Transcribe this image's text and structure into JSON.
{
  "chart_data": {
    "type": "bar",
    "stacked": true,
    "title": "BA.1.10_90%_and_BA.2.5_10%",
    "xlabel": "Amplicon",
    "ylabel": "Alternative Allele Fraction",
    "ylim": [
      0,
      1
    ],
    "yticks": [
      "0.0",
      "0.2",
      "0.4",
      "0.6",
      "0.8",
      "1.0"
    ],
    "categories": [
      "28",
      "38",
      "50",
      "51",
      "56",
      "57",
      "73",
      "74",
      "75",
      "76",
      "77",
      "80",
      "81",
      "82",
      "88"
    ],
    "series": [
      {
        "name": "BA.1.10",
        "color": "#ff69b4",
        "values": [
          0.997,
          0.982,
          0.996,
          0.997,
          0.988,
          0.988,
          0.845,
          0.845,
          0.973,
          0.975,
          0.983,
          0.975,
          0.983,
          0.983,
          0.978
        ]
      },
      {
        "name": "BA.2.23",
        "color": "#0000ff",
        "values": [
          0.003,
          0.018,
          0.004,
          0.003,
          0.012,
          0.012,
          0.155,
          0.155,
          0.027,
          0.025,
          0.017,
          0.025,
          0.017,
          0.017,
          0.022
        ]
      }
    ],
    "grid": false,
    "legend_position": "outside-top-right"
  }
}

### Exercise description
Write the listing out again, exactly as shown above.

### Full solution
Transcribe this image's text and structure into JSON.
{
  "chart_data": {
    "type": "bar",
    "stacked": true,
    "title": "BA.1.10_90%_and_BA.2.5_10%",
    "xlabel": "Amplicon",
    "ylabel": "Alternative Allele Fraction",
    "ylim": [
      0,
      1
    ],
    "yticks": [
      "0.0",
      "0.2",
      "0.4",
      "0.6",
      "0.8",
      "1.0"
    ],
    "categories": [
      "28",
      "38",
      "50",
      "51",
      "56",
      "57",
      "73",
      "74",
      "75",
      "76",
      "77",
      "80",
      "81",
      "82",
      "88"
    ],
    "series": [
      {
        "name": "BA.1.10",
        "color": "#ff69b4",
        "values": [
          0.997,
          0.982,
          0.996,
          0.997,
          0.988,
          0.988,
          0.845,
          0.845,
          0.973,
          0.975,
          0.983,
          0.975,
          0.983,
          0.983,
          0.978
        ]
      },
      {
        "name": "BA.2.23",
        "color": "#0000ff",
        "values": [
          0.003,
          0.018,
          0.004,
          0.003,
          0.012,
          0.012,
          0.155,
          0.155,
          0.027,
          0.025,
          0.017,
          0.025,
          0.017,
          0.017,
          0.022
        ]
      }
    ],
    "grid": false,
    "legend_position": "outside-top-right"
  }
}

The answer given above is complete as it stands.